Your instructions: Restate the listing below word for word, omitting any images.

Records to process:
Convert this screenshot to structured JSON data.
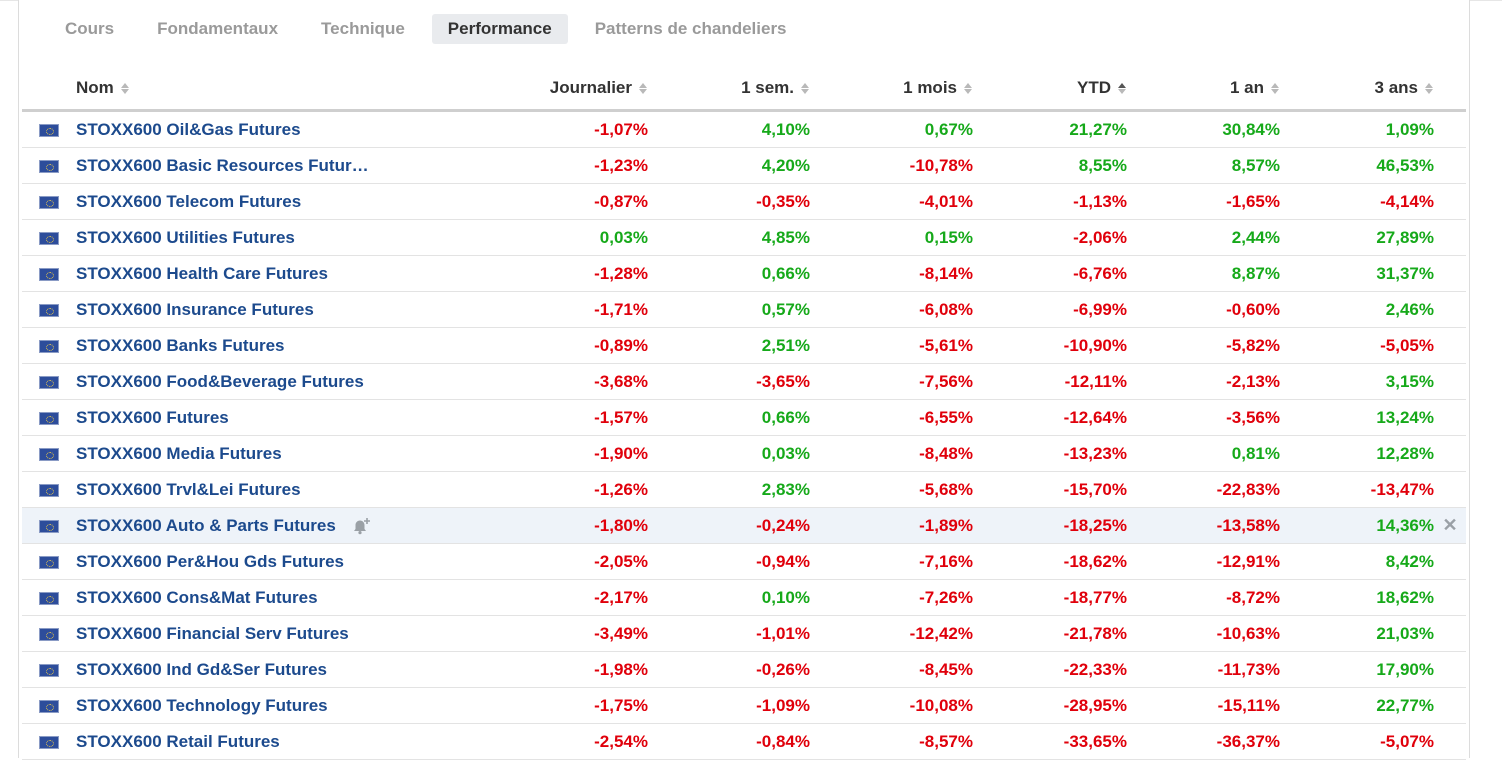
{
  "tabs": [
    "Cours",
    "Fondamentaux",
    "Technique",
    "Performance",
    "Patterns de chandeliers"
  ],
  "active_tab": "Performance",
  "columns": {
    "name": "Nom",
    "daily": "Journalier",
    "week": "1 sem.",
    "month": "1 mois",
    "ytd": "YTD",
    "year": "1 an",
    "three_years": "3 ans"
  },
  "sorted_column": "YTD",
  "colors": {
    "positive": "#16a91a",
    "negative": "#e0000b",
    "link": "#1c4a8d"
  },
  "flag_icon": "eu-flag-icon",
  "hovered_row_index": 11,
  "rows": [
    {
      "name": "STOXX600 Oil&Gas Futures",
      "d": "-1,07%",
      "w": "4,10%",
      "m": "0,67%",
      "ytd": "21,27%",
      "y": "30,84%",
      "y3": "1,09%"
    },
    {
      "name": "STOXX600 Basic Resources Futur…",
      "d": "-1,23%",
      "w": "4,20%",
      "m": "-10,78%",
      "ytd": "8,55%",
      "y": "8,57%",
      "y3": "46,53%"
    },
    {
      "name": "STOXX600 Telecom Futures",
      "d": "-0,87%",
      "w": "-0,35%",
      "m": "-4,01%",
      "ytd": "-1,13%",
      "y": "-1,65%",
      "y3": "-4,14%"
    },
    {
      "name": "STOXX600 Utilities Futures",
      "d": "0,03%",
      "w": "4,85%",
      "m": "0,15%",
      "ytd": "-2,06%",
      "y": "2,44%",
      "y3": "27,89%"
    },
    {
      "name": "STOXX600 Health Care Futures",
      "d": "-1,28%",
      "w": "0,66%",
      "m": "-8,14%",
      "ytd": "-6,76%",
      "y": "8,87%",
      "y3": "31,37%"
    },
    {
      "name": "STOXX600 Insurance Futures",
      "d": "-1,71%",
      "w": "0,57%",
      "m": "-6,08%",
      "ytd": "-6,99%",
      "y": "-0,60%",
      "y3": "2,46%"
    },
    {
      "name": "STOXX600 Banks Futures",
      "d": "-0,89%",
      "w": "2,51%",
      "m": "-5,61%",
      "ytd": "-10,90%",
      "y": "-5,82%",
      "y3": "-5,05%"
    },
    {
      "name": "STOXX600 Food&Beverage Futures",
      "d": "-3,68%",
      "w": "-3,65%",
      "m": "-7,56%",
      "ytd": "-12,11%",
      "y": "-2,13%",
      "y3": "3,15%"
    },
    {
      "name": "STOXX600 Futures",
      "d": "-1,57%",
      "w": "0,66%",
      "m": "-6,55%",
      "ytd": "-12,64%",
      "y": "-3,56%",
      "y3": "13,24%"
    },
    {
      "name": "STOXX600 Media Futures",
      "d": "-1,90%",
      "w": "0,03%",
      "m": "-8,48%",
      "ytd": "-13,23%",
      "y": "0,81%",
      "y3": "12,28%"
    },
    {
      "name": "STOXX600 Trvl&Lei Futures",
      "d": "-1,26%",
      "w": "2,83%",
      "m": "-5,68%",
      "ytd": "-15,70%",
      "y": "-22,83%",
      "y3": "-13,47%"
    },
    {
      "name": "STOXX600 Auto & Parts Futures",
      "d": "-1,80%",
      "w": "-0,24%",
      "m": "-1,89%",
      "ytd": "-18,25%",
      "y": "-13,58%",
      "y3": "14,36%"
    },
    {
      "name": "STOXX600 Per&Hou Gds Futures",
      "d": "-2,05%",
      "w": "-0,94%",
      "m": "-7,16%",
      "ytd": "-18,62%",
      "y": "-12,91%",
      "y3": "8,42%"
    },
    {
      "name": "STOXX600 Cons&Mat Futures",
      "d": "-2,17%",
      "w": "0,10%",
      "m": "-7,26%",
      "ytd": "-18,77%",
      "y": "-8,72%",
      "y3": "18,62%"
    },
    {
      "name": "STOXX600 Financial Serv Futures",
      "d": "-3,49%",
      "w": "-1,01%",
      "m": "-12,42%",
      "ytd": "-21,78%",
      "y": "-10,63%",
      "y3": "21,03%"
    },
    {
      "name": "STOXX600 Ind Gd&Ser Futures",
      "d": "-1,98%",
      "w": "-0,26%",
      "m": "-8,45%",
      "ytd": "-22,33%",
      "y": "-11,73%",
      "y3": "17,90%"
    },
    {
      "name": "STOXX600 Technology Futures",
      "d": "-1,75%",
      "w": "-1,09%",
      "m": "-10,08%",
      "ytd": "-28,95%",
      "y": "-15,11%",
      "y3": "22,77%"
    },
    {
      "name": "STOXX600 Retail Futures",
      "d": "-2,54%",
      "w": "-0,84%",
      "m": "-8,57%",
      "ytd": "-33,65%",
      "y": "-36,37%",
      "y3": "-5,07%"
    }
  ],
  "close_glyph": "✕"
}
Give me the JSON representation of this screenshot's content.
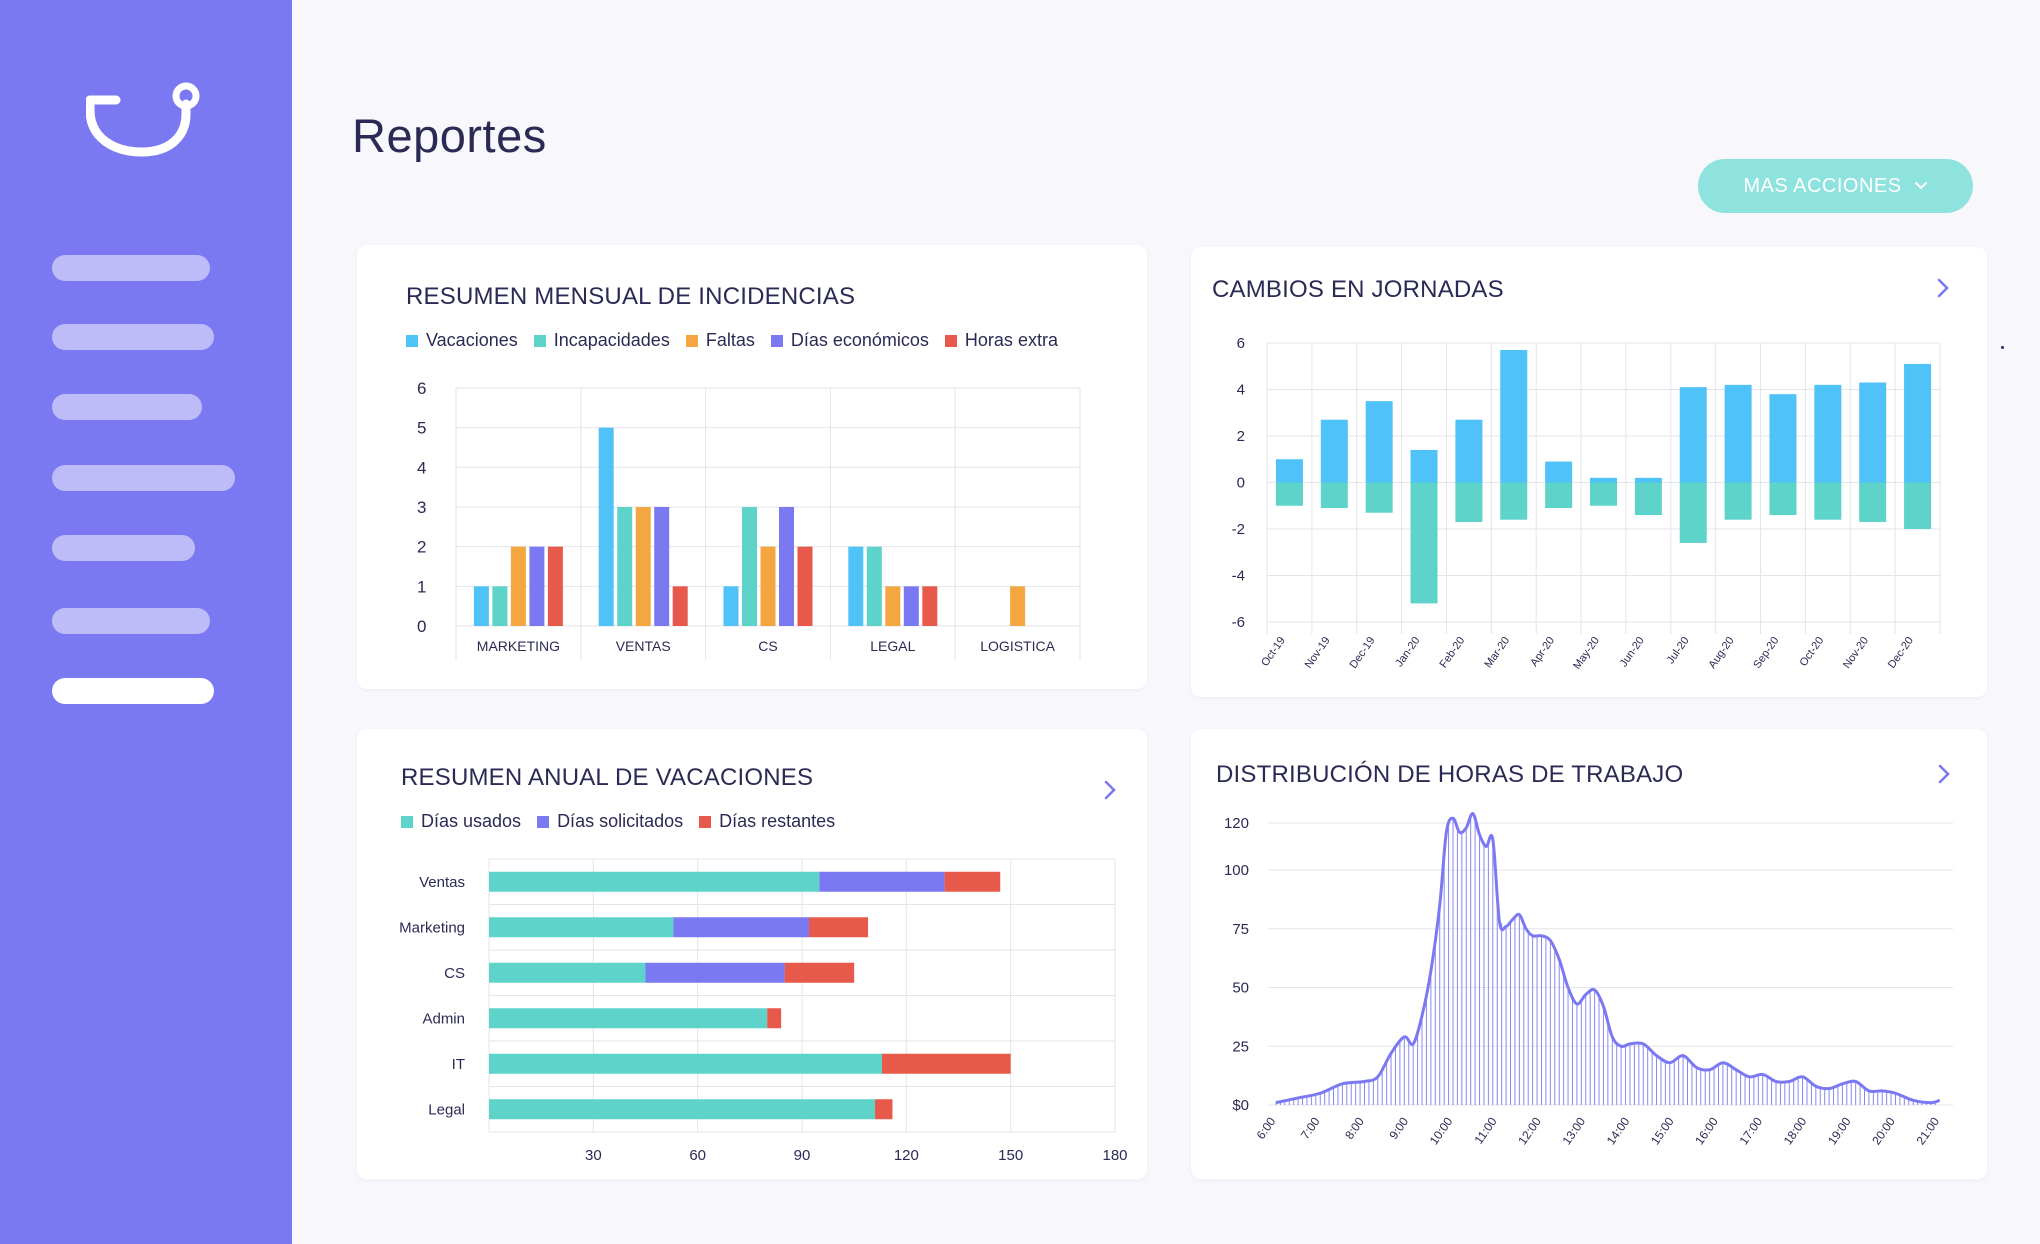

Reply to the task:
Convert this screenshot to structured JSON data.
{
  "tabs": [
    "Cours",
    "Fondamentaux",
    "Technique",
    "Performance",
    "Patterns de chandeliers"
  ],
  "active_tab": "Performance",
  "columns": {
    "name": "Nom",
    "daily": "Journalier",
    "week": "1 sem.",
    "month": "1 mois",
    "ytd": "YTD",
    "year": "1 an",
    "three_years": "3 ans"
  },
  "sorted_column": "YTD",
  "colors": {
    "positive": "#16a91a",
    "negative": "#e0000b",
    "link": "#1c4a8d"
  },
  "flag_icon": "eu-flag-icon",
  "hovered_row_index": 11,
  "rows": [
    {
      "name": "STOXX600 Oil&Gas Futures",
      "d": "-1,07%",
      "w": "4,10%",
      "m": "0,67%",
      "ytd": "21,27%",
      "y": "30,84%",
      "y3": "1,09%"
    },
    {
      "name": "STOXX600 Basic Resources Futur…",
      "d": "-1,23%",
      "w": "4,20%",
      "m": "-10,78%",
      "ytd": "8,55%",
      "y": "8,57%",
      "y3": "46,53%"
    },
    {
      "name": "STOXX600 Telecom Futures",
      "d": "-0,87%",
      "w": "-0,35%",
      "m": "-4,01%",
      "ytd": "-1,13%",
      "y": "-1,65%",
      "y3": "-4,14%"
    },
    {
      "name": "STOXX600 Utilities Futures",
      "d": "0,03%",
      "w": "4,85%",
      "m": "0,15%",
      "ytd": "-2,06%",
      "y": "2,44%",
      "y3": "27,89%"
    },
    {
      "name": "STOXX600 Health Care Futures",
      "d": "-1,28%",
      "w": "0,66%",
      "m": "-8,14%",
      "ytd": "-6,76%",
      "y": "8,87%",
      "y3": "31,37%"
    },
    {
      "name": "STOXX600 Insurance Futures",
      "d": "-1,71%",
      "w": "0,57%",
      "m": "-6,08%",
      "ytd": "-6,99%",
      "y": "-0,60%",
      "y3": "2,46%"
    },
    {
      "name": "STOXX600 Banks Futures",
      "d": "-0,89%",
      "w": "2,51%",
      "m": "-5,61%",
      "ytd": "-10,90%",
      "y": "-5,82%",
      "y3": "-5,05%"
    },
    {
      "name": "STOXX600 Food&Beverage Futures",
      "d": "-3,68%",
      "w": "-3,65%",
      "m": "-7,56%",
      "ytd": "-12,11%",
      "y": "-2,13%",
      "y3": "3,15%"
    },
    {
      "name": "STOXX600 Futures",
      "d": "-1,57%",
      "w": "0,66%",
      "m": "-6,55%",
      "ytd": "-12,64%",
      "y": "-3,56%",
      "y3": "13,24%"
    },
    {
      "name": "STOXX600 Media Futures",
      "d": "-1,90%",
      "w": "0,03%",
      "m": "-8,48%",
      "ytd": "-13,23%",
      "y": "0,81%",
      "y3": "12,28%"
    },
    {
      "name": "STOXX600 Trvl&Lei Futures",
      "d": "-1,26%",
      "w": "2,83%",
      "m": "-5,68%",
      "ytd": "-15,70%",
      "y": "-22,83%",
      "y3": "-13,47%"
    },
    {
      "name": "STOXX600 Auto & Parts Futures",
      "d": "-1,80%",
      "w": "-0,24%",
      "m": "-1,89%",
      "ytd": "-18,25%",
      "y": "-13,58%",
      "y3": "14,36%"
    },
    {
      "name": "STOXX600 Per&Hou Gds Futures",
      "d": "-2,05%",
      "w": "-0,94%",
      "m": "-7,16%",
      "ytd": "-18,62%",
      "y": "-12,91%",
      "y3": "8,42%"
    },
    {
      "name": "STOXX600 Cons&Mat Futures",
      "d": "-2,17%",
      "w": "0,10%",
      "m": "-7,26%",
      "ytd": "-18,77%",
      "y": "-8,72%",
      "y3": "18,62%"
    },
    {
      "name": "STOXX600 Financial Serv Futures",
      "d": "-3,49%",
      "w": "-1,01%",
      "m": "-12,42%",
      "ytd": "-21,78%",
      "y": "-10,63%",
      "y3": "21,03%"
    },
    {
      "name": "STOXX600 Ind Gd&Ser Futures",
      "d": "-1,98%",
      "w": "-0,26%",
      "m": "-8,45%",
      "ytd": "-22,33%",
      "y": "-11,73%",
      "y3": "17,90%"
    },
    {
      "name": "STOXX600 Technology Futures",
      "d": "-1,75%",
      "w": "-1,09%",
      "m": "-10,08%",
      "ytd": "-28,95%",
      "y": "-15,11%",
      "y3": "22,77%"
    },
    {
      "name": "STOXX600 Retail Futures",
      "d": "-2,54%",
      "w": "-0,84%",
      "m": "-8,57%",
      "ytd": "-33,65%",
      "y": "-36,37%",
      "y3": "-5,07%"
    }
  ],
  "close_glyph": "✕"
}
Give me the JSON representation of this screenshot's content.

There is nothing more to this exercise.